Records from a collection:
::::::::::

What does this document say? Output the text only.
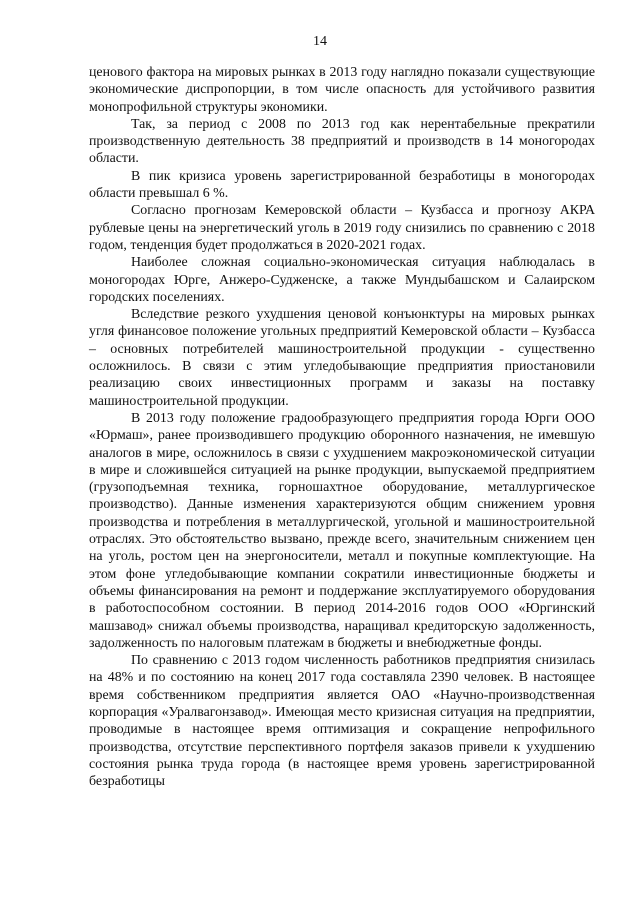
14

ценового фактора на мировых рынках в 2013 году наглядно показали существующие экономические диспропорции, в том числе опасность для устойчивого развития монопрофильной структуры экономики.

Так, за период с 2008 по 2013 год как нерентабельные прекратили производственную деятельность 38 предприятий и производств в 14 моногородах области.

В пик кризиса уровень зарегистрированной безработицы в моногородах области превышал 6 %.

Согласно прогнозам Кемеровской области – Кузбасса и прогнозу АКРА рублевые цены на энергетический уголь в 2019 году снизились по сравнению с 2018 годом, тенденция будет продолжаться в 2020-2021 годах.

Наиболее сложная социально-экономическая ситуация наблюдалась в моногородах Юрге, Анжеро-Судженске, а также Мундыбашском и Салаирском городских поселениях.

Вследствие резкого ухудшения ценовой конъюнктуры на мировых рынках угля финансовое положение угольных предприятий Кемеровской области – Кузбасса – основных потребителей машиностроительной продукции - существенно осложнилось. В связи с этим угледобывающие предприятия приостановили реализацию своих инвестиционных программ и заказы на поставку машиностроительной продукции.

В 2013 году положение градообразующего предприятия города Юрги ООО «Юрмаш», ранее производившего продукцию оборонного назначения, не имевшую аналогов в мире, осложнилось в связи с ухудшением макроэкономической ситуации в мире и сложившейся ситуацией на рынке продукции, выпускаемой предприятием (грузоподъемная техника, горношахтное оборудование, металлургическое производство). Данные изменения характеризуются общим снижением уровня производства и потребления в металлургической, угольной и машиностроительной отраслях. Это обстоятельство вызвано, прежде всего, значительным снижением цен на уголь, ростом цен на энергоносители, металл и покупные комплектующие. На этом фоне угледобывающие компании сократили инвестиционные бюджеты и объемы финансирования на ремонт и поддержание эксплуатируемого оборудования в работоспособном состоянии. В период 2014-2016 годов ООО «Юргинский машзавод» снижал объемы производства, наращивал кредиторскую задолженность, задолженность по налоговым платежам в бюджеты и внебюджетные фонды.

По сравнению с 2013 годом численность работников предприятия снизилась на 48% и по состоянию на конец 2017 года составляла 2390 человек. В настоящее время собственником предприятия является ОАО «Научно-производственная корпорация «Уралвагонзавод». Имеющая место кризисная ситуация на предприятии, проводимые в настоящее время оптимизация и сокращение непрофильного производства, отсутствие перспективного портфеля заказов привели к ухудшению состояния рынка труда города (в настоящее время уровень зарегистрированной безработицы
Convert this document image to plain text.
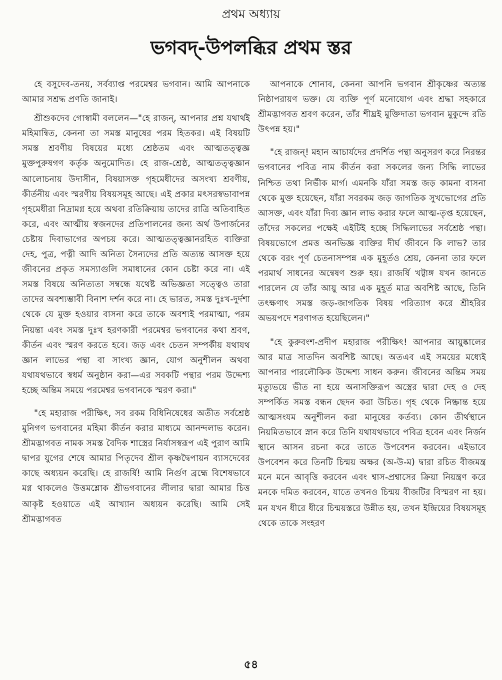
প্রথম অধ্যায়
ভগবদ্-উপলব্ধির প্রথম স্তর

হে বসুদেব-তনয়, সর্বব্যাপ্ত পরমেশ্বর ভগবান। আমি আপনাকে আমার সশ্রদ্ধ প্রণতি জানাই।

শ্রীশুকদেব গোস্বামী বললেন—"হে রাজন্‌, আপনার প্রশ্ন যথার্থই মহিমান্বিত, কেননা তা সমস্ত মানুষের পরম হিতকর। এই বিষয়টি সমস্ত শ্রবণীয় বিষয়ের মধ্যে শ্রেষ্ঠতম এবং আত্মতত্ত্বজ্ঞ মুক্তপুরুষগণ কর্তৃক অনুমোদিত। হে রাজ-শ্রেষ্ঠ, আত্মতত্ত্বজ্ঞান আলোচনায় উদাসীন, বিষয়াসক্ত গৃহমেধীদের অসংখ্য শ্রবণীয়, কীর্তনীয় এবং স্মরণীয় বিষয়সমূহ আছে। এই প্রকার মৎসরস্বভাবাপন্ন গৃহমেধীরা নিদ্রামগ্ন হয়ে অথবা রতিক্রিয়ায় তাদের রাত্রি অতিবাহিত করে, এবং আত্মীয় স্বজনদের প্রতিপালনের জন্য অর্থ উপার্জনের চেষ্টায় দিবাভাগের অপচয় করে। আত্মতত্ত্বজ্ঞানরহিত ব্যক্তিরা দেহ, পুত্র, পত্নী আদি অনিত্য সৈন্যদের প্রতি অত্যন্ত আসক্ত হয়ে জীবনের প্রকৃত সমস্যাগুলি সমাধানের কোন চেষ্টা করে না। এই সমস্ত বিষয়ে অনিত্যতা সম্বন্ধে যথেষ্ট অভিজ্ঞতা সত্ত্বেও তারা তাদের অবশ্যম্ভাবী বিনাশ দর্শন করে না। হে ভারত, সমস্ত দুঃখ-দুর্দশা থেকে যে মুক্ত হওয়ার বাসনা করে তাকে অবশ্যই পরমাত্মা, পরম নিয়ন্তা এবং সমস্ত দুঃখ হরণকারী পরমেশ্বর ভগবানের কথা শ্রবণ, কীর্তন এবং স্মরণ করতে হবে। জড় এবং চেতন সম্পর্কীয় যথাযথ জ্ঞান লাভের পন্থা বা সাংখ্য জ্ঞান, যোগ অনুশীলন অথবা যথাযথভাবে স্বধর্ম অনুষ্ঠান করা—এর সবকটি পন্থার পরম উদ্দেশ্য হচ্ছে অন্তিম সময়ে পরমেশ্বর ভগবানকে স্মরণ করা।"

"হে মহারাজ পরীক্ষিৎ, সব রকম বিধিনিষেধের অতীত সর্বশ্রেষ্ঠ মুনিগণ ভগবানের মহিমা কীর্তন করার মাধ্যমে আনন্দলাভ করেন। শ্রীমদ্ভাগবত নামক সমস্ত বৈদিক শাস্ত্রের নির্যাসস্বরূপ এই পুরাণ আমি দ্বাপর যুগের শেষে আমার পিতৃদেব শ্রীল কৃষ্ণদ্বৈপায়ন ব্যাসদেবের কাছে অধ্যয়ন করেছি। হে রাজর্ষি! আমি নির্গুণ ব্রহ্মে বিশেষভাবে মগ্ন থাকলেও উত্তমশ্লোক শ্রীভগবানের লীলার দ্বারা আমার চিত্ত আকৃষ্ট হওয়াতে এই আখ্যান অধ্যয়ন করেছি। আমি সেই শ্রীমদ্ভাগবত

আপনাকে শোনাব, কেননা আপনি ভগবান শ্রীকৃষ্ণের অত্যন্ত নিষ্ঠাপরায়ণ ভক্ত। যে ব্যক্তি পূর্ণ মনোযোগ এবং শ্রদ্ধা সহকারে শ্রীমদ্ভাগবত শ্রবণ করেন, তাঁর শীঘ্রই মুক্তিদাতা ভগবান মুকুন্দে রতি উৎপন্ন হয়।"

"হে রাজন্‌! মহান আচার্যদের প্রদর্শিত পন্থা অনুসরণ করে নিরন্তর ভগবানের পবিত্র নাম কীর্তন করা সকলের জন্য সিদ্ধি লাভের নিশ্চিত তথা নির্ভীক মার্গ। এমনকি যাঁরা সমস্ত জড় কামনা বাসনা থেকে মুক্ত হয়েছেন, যাঁরা সবরকম জড় জাগতিক সুখভোগের প্রতি আসক্ত, এবং যাঁরা দিব্য জ্ঞান লাভ করার ফলে আত্ম-তৃপ্ত হয়েছেন, তাঁদের সকলের পক্ষেই এইটিই হচ্ছে সিদ্ধিলাভের সর্বশ্রেষ্ঠ পন্থা। বিষয়ভোগে প্রমত্ত অনভিজ্ঞ ব্যক্তির দীর্ঘ জীবনে কি লাভ? তার থেকে বরং পূর্ণ চেতনাসম্পন্ন এক মুহূর্তও শ্রেয়, কেননা তার ফলে পরমার্থ সাধনের অন্বেষণ শুরু হয়। রাজর্ষি খট্বাঙ্গ যখন জানতে পারলেন যে তাঁর আয়ু আর এক মুহূর্ত মাত্র অবশিষ্ট আছে, তিনি তৎক্ষণাৎ সমস্ত জড়-জাগতিক বিষয় পরিত্যাগ করে শ্রীহরির অভয়পদে শরণাগত হয়েছিলেন।"

"হে কুরুবংশ-প্রদীপ মহারাজ পরীক্ষিৎ! আপনার আয়ুষ্কালের আর মাত্র সাতদিন অবশিষ্ট আছে। অতএব এই সময়ের মধ্যেই আপনার পারলৌকিক উদ্দেশ্য সাধন করুন। জীবনের অন্তিম সময় মৃত্যুভয়ে ভীত না হয়ে অনাসক্তিরূপ অস্ত্রের দ্বারা দেহ ও দেহ সম্পর্কিত সমস্ত বন্ধন ছেদন করা উচিত। গৃহ থেকে নিষ্ক্রান্ত হয়ে আত্মসংযম অনুশীলন করা মানুষের কর্তব্য। কোন তীর্থস্থানে নিয়মিতভাবে স্নান করে তিনি যথাযথভাবে পবিত্র হবেন এবং নির্জন স্থানে আসন রচনা করে তাতে উপবেশন করবেন। এইভাবে উপবেশন করে তিনটি চিন্ময় অক্ষর (অ-উ-ম) দ্বারা রচিত বীজমন্ত্র মনে মনে আবৃত্তি করবেন এবং শ্বাস-প্রশ্বাসের ক্রিয়া নিয়ন্ত্রণ করে মনকে দমিত করবেন, যাতে তখনও চিন্ময় বীজটির বিস্মরণ না হয়। মন যখন ধীরে ধীরে চিন্ময়স্তরে উন্নীত হয়, তখন ইন্দ্রিয়ের বিষয়সমূহ থেকে তাকে সংহরণ

৫৪
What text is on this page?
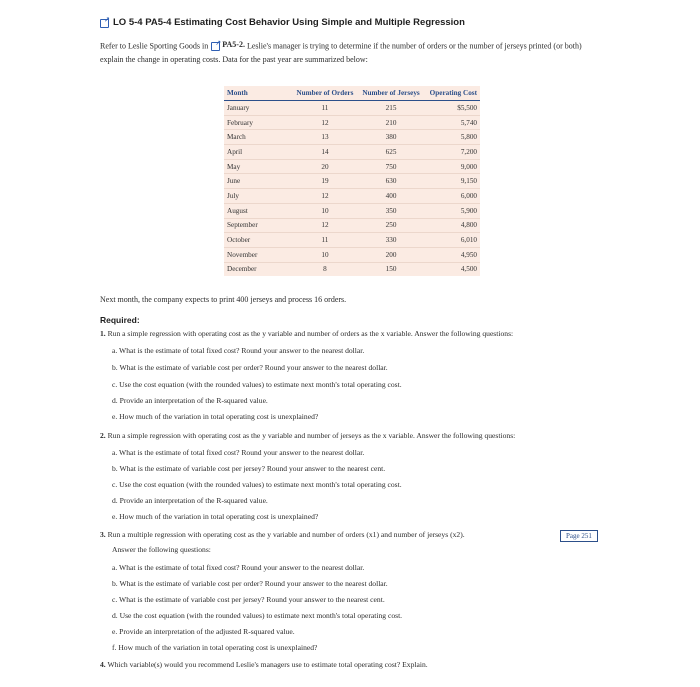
↗ LO 5-4 PA5-4 Estimating Cost Behavior Using Simple and Multiple Regression
Refer to Leslie Sporting Goods in ↗ PA5-2. Leslie's manager is trying to determine if the number of orders or the number of jerseys printed (or both) explain the change in operating costs. Data for the past year are summarized below:
Month	Number of Orders	Number of Jerseys	Operating Cost
January	11	215	$5,500
February	12	210	5,740
March	13	380	5,800
April	14	625	7,200
May	20	750	9,000
June	19	630	9,150
July	12	400	6,000
August	10	350	5,900
September	12	250	4,800
October	11	330	6,010
November	10	200	4,950
December	8	150	4,500
Next month, the company expects to print 400 jerseys and process 16 orders.
Required:
1. Run a simple regression with operating cost as the y variable and number of orders as the x variable. Answer the following questions:
a. What is the estimate of total fixed cost? Round your answer to the nearest dollar.
b. What is the estimate of variable cost per order? Round your answer to the nearest dollar.
c. Use the cost equation (with the rounded values) to estimate next month's total operating cost.
d. Provide an interpretation of the R-squared value.
e. How much of the variation in total operating cost is unexplained?
2. Run a simple regression with operating cost as the y variable and number of jerseys as the x variable. Answer the following questions:
a. What is the estimate of total fixed cost? Round your answer to the nearest dollar.
b. What is the estimate of variable cost per jersey? Round your answer to the nearest cent.
c. Use the cost equation (with the rounded values) to estimate next month's total operating cost.
d. Provide an interpretation of the R-squared value.
e. How much of the variation in total operating cost is unexplained?
3. Run a multiple regression with operating cost as the y variable and number of orders (x1) and number of jerseys (x2).
Answer the following questions:
a. What is the estimate of total fixed cost? Round your answer to the nearest dollar.
b. What is the estimate of variable cost per order? Round your answer to the nearest dollar.
c. What is the estimate of variable cost per jersey? Round your answer to the nearest cent.
d. Use the cost equation (with the rounded values) to estimate next month's total operating cost.
e. Provide an interpretation of the adjusted R-squared value.
f. How much of the variation in total operating cost is unexplained?
4. Which variable(s) would you recommend Leslie's managers use to estimate total operating cost? Explain.
Page 251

::::::::::

Pick out each line containing the string "questions" and copy it.

1. Run a simple regression with operating cost as the y variable and number of orders as the x variable. Answer the following questions:
2. Run a simple regression with operating cost as the y variable and number of jerseys as the x variable. Answer the following questions:
Answer the following questions:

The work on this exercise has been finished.